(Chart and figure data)
------------------------------------------------------------

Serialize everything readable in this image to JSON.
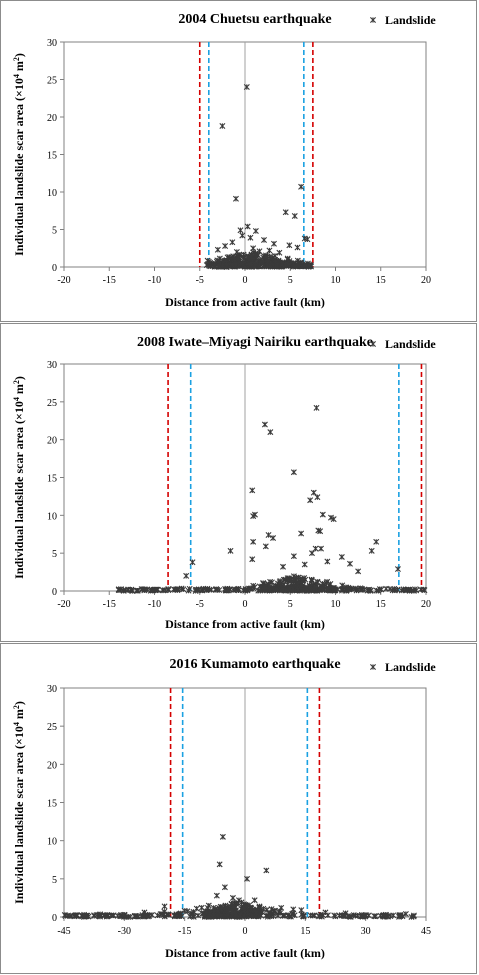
{
  "legend_label": "Landslide",
  "y_label_main": "Individual landslide scar area (×10",
  "y_label_exp": "4",
  "y_label_unit": " m",
  "y_label_exp2": "2",
  "y_label_end": ")",
  "xlabel": "Distance from active fault (km)",
  "colors": {
    "red_line": "#d40000",
    "blue_line": "#1ba1e2",
    "marker": "#3a3a3a",
    "axis": "#808080"
  },
  "chart_data": [
    {
      "type": "scatter",
      "title": "2004 Chuetsu earthquake",
      "xlabel": "Distance from active fault (km)",
      "ylabel": "Individual landslide scar area (×10^4 m^2)",
      "xlim": [
        -20,
        20
      ],
      "ylim": [
        0,
        30
      ],
      "xticks": [
        -20,
        -15,
        -10,
        -5,
        0,
        5,
        10,
        15,
        20
      ],
      "xtick_labels": [
        "-20",
        "-15",
        "-10",
        "-5",
        "0",
        "5",
        "10",
        "15",
        "20"
      ],
      "yticks": [
        0,
        5,
        10,
        15,
        20,
        25,
        30
      ],
      "red_lines": [
        -5,
        7.5
      ],
      "blue_lines": [
        -4,
        6.5
      ],
      "series": [
        {
          "name": "Landslide",
          "points": [
            [
              0.2,
              24.0
            ],
            [
              -2.5,
              18.8
            ],
            [
              6.2,
              10.7
            ],
            [
              -1.0,
              9.1
            ],
            [
              4.5,
              7.3
            ],
            [
              5.5,
              6.8
            ],
            [
              0.3,
              5.4
            ],
            [
              -0.5,
              4.9
            ],
            [
              1.2,
              4.8
            ],
            [
              6.6,
              3.8
            ],
            [
              6.9,
              3.7
            ],
            [
              -0.3,
              4.2
            ],
            [
              0.6,
              3.9
            ],
            [
              2.1,
              3.6
            ],
            [
              -1.4,
              3.3
            ],
            [
              3.2,
              3.1
            ],
            [
              -2.2,
              2.8
            ],
            [
              4.9,
              2.9
            ],
            [
              5.8,
              2.6
            ],
            [
              0.9,
              2.5
            ],
            [
              -3.0,
              2.3
            ],
            [
              2.7,
              2.2
            ],
            [
              1.6,
              2.1
            ],
            [
              -0.9,
              2.0
            ],
            [
              3.8,
              1.9
            ]
          ]
        }
      ]
    },
    {
      "type": "scatter",
      "title": "2008 Iwate–Miyagi Nairiku earthquake",
      "xlabel": "Distance from active fault (km)",
      "ylabel": "Individual landslide scar area (×10^4 m^2)",
      "xlim": [
        -20,
        20
      ],
      "ylim": [
        0,
        30
      ],
      "xticks": [
        -20,
        -15,
        -10,
        -5,
        0,
        5,
        10,
        15,
        20
      ],
      "xtick_labels": [
        "-20",
        "-15",
        "-10",
        "-5",
        "0",
        "5",
        "10",
        "15",
        "20"
      ],
      "yticks": [
        0,
        5,
        10,
        15,
        20,
        25,
        30
      ],
      "red_lines": [
        -8.5,
        19.5
      ],
      "blue_lines": [
        -6,
        17
      ],
      "series": [
        {
          "name": "Landslide",
          "points": [
            [
              7.9,
              24.2
            ],
            [
              2.2,
              22.0
            ],
            [
              2.8,
              21.0
            ],
            [
              5.4,
              15.7
            ],
            [
              0.8,
              13.3
            ],
            [
              7.6,
              13.0
            ],
            [
              8.0,
              12.4
            ],
            [
              7.2,
              12.0
            ],
            [
              1.1,
              10.1
            ],
            [
              0.9,
              9.9
            ],
            [
              9.5,
              9.7
            ],
            [
              8.6,
              10.1
            ],
            [
              9.8,
              9.5
            ],
            [
              8.1,
              8.0
            ],
            [
              8.3,
              7.9
            ],
            [
              6.2,
              7.6
            ],
            [
              2.6,
              7.4
            ],
            [
              3.1,
              7.0
            ],
            [
              0.9,
              6.5
            ],
            [
              14.5,
              6.5
            ],
            [
              2.3,
              5.9
            ],
            [
              8.4,
              5.6
            ],
            [
              7.8,
              5.6
            ],
            [
              14.0,
              5.3
            ],
            [
              -1.6,
              5.3
            ],
            [
              7.4,
              5.0
            ],
            [
              5.4,
              4.6
            ],
            [
              10.7,
              4.5
            ],
            [
              0.8,
              4.2
            ],
            [
              -5.8,
              3.8
            ],
            [
              16.9,
              2.9
            ],
            [
              -6.5,
              2.0
            ],
            [
              12.5,
              2.6
            ],
            [
              4.2,
              3.2
            ],
            [
              6.6,
              3.5
            ],
            [
              9.1,
              3.9
            ],
            [
              11.6,
              3.6
            ]
          ]
        }
      ]
    },
    {
      "type": "scatter",
      "title": "2016 Kumamoto earthquake",
      "xlabel": "Distance from active fault (km)",
      "ylabel": "Individual landslide scar area (×10^4 m^2)",
      "xlim": [
        -45,
        45
      ],
      "ylim": [
        0,
        30
      ],
      "xticks": [
        -45,
        -30,
        -15,
        0,
        15,
        30,
        45
      ],
      "xtick_labels": [
        "-45",
        "-30",
        "-15",
        "0",
        "15",
        "30",
        "45"
      ],
      "yticks": [
        0,
        5,
        10,
        15,
        20,
        25,
        30
      ],
      "red_lines": [
        -18.5,
        18.5
      ],
      "blue_lines": [
        -15.5,
        15.5
      ],
      "series": [
        {
          "name": "Landslide",
          "points": [
            [
              -5.5,
              10.5
            ],
            [
              -6.3,
              6.9
            ],
            [
              5.3,
              6.1
            ],
            [
              -5.0,
              3.9
            ],
            [
              0.5,
              5.0
            ],
            [
              -3.0,
              2.5
            ],
            [
              -1.5,
              2.2
            ],
            [
              -7.0,
              2.8
            ],
            [
              2.4,
              2.2
            ],
            [
              -20.0,
              1.4
            ],
            [
              -15.0,
              0.8
            ],
            [
              -12.0,
              1.1
            ],
            [
              -9.0,
              1.5
            ],
            [
              9.0,
              1.2
            ],
            [
              12.0,
              1.0
            ],
            [
              14.0,
              0.9
            ],
            [
              20.0,
              0.6
            ],
            [
              25.0,
              0.5
            ],
            [
              -25.0,
              0.6
            ],
            [
              -30.0,
              0.3
            ],
            [
              -40.0,
              0.3
            ],
            [
              -44.0,
              0.2
            ],
            [
              40.0,
              0.4
            ],
            [
              42.0,
              0.2
            ],
            [
              35.0,
              0.3
            ]
          ]
        }
      ]
    }
  ]
}
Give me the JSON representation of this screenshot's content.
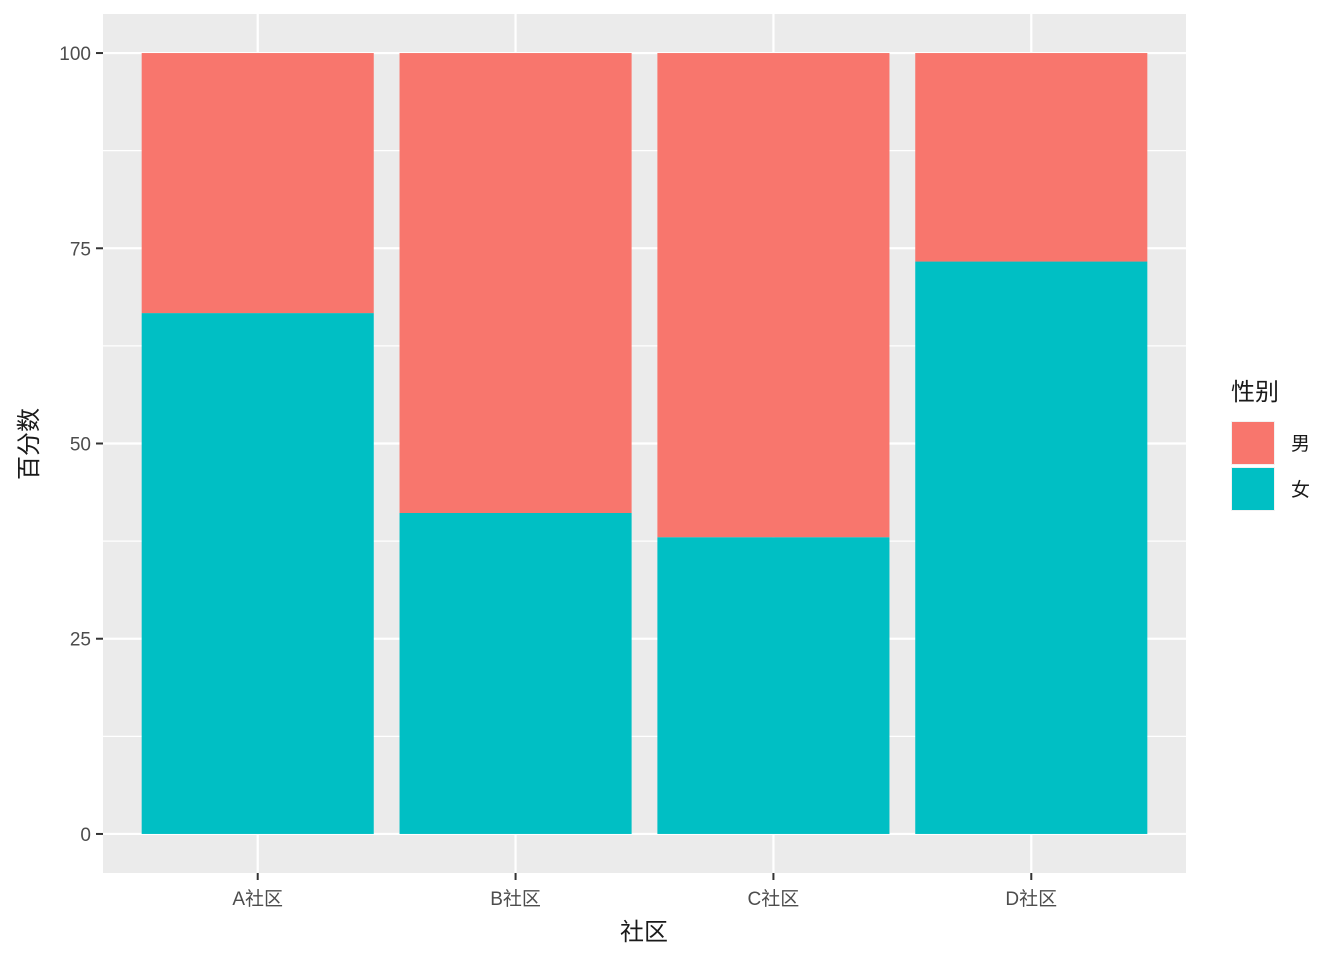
{
  "chart_data": {
    "type": "bar",
    "stacked": true,
    "categories": [
      "A社区",
      "B社区",
      "C社区",
      "D社区"
    ],
    "series": [
      {
        "name": "男",
        "values": [
          33.3,
          58.9,
          62.0,
          26.7
        ],
        "color": "#F8766D"
      },
      {
        "name": "女",
        "values": [
          66.7,
          41.1,
          38.0,
          73.3
        ],
        "color": "#00BFC4"
      }
    ],
    "xlabel": "社区",
    "ylabel": "百分数",
    "ylim": [
      -5,
      105
    ],
    "yticks": [
      0,
      25,
      50,
      75,
      100
    ],
    "grid": true,
    "legend": {
      "title": "性别",
      "position": "right"
    },
    "panel_background": "#EBEBEB",
    "grid_color": "#FFFFFF"
  }
}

------------------------------------------------------------

_Directions_
Copy out exactly the lines between the line that contains "Give me the" and the last line of the records, both ends included; leave out every picture.

_Written answer_
Give me the JSON representation of this screenshot's content.
{
  "chart_data": {
    "type": "bar",
    "stacked": true,
    "categories": [
      "A社区",
      "B社区",
      "C社区",
      "D社区"
    ],
    "series": [
      {
        "name": "男",
        "values": [
          33.3,
          58.9,
          62.0,
          26.7
        ],
        "color": "#F8766D"
      },
      {
        "name": "女",
        "values": [
          66.7,
          41.1,
          38.0,
          73.3
        ],
        "color": "#00BFC4"
      }
    ],
    "xlabel": "社区",
    "ylabel": "百分数",
    "ylim": [
      -5,
      105
    ],
    "yticks": [
      0,
      25,
      50,
      75,
      100
    ],
    "grid": true,
    "legend": {
      "title": "性别",
      "position": "right"
    },
    "panel_background": "#EBEBEB",
    "grid_color": "#FFFFFF"
  }
}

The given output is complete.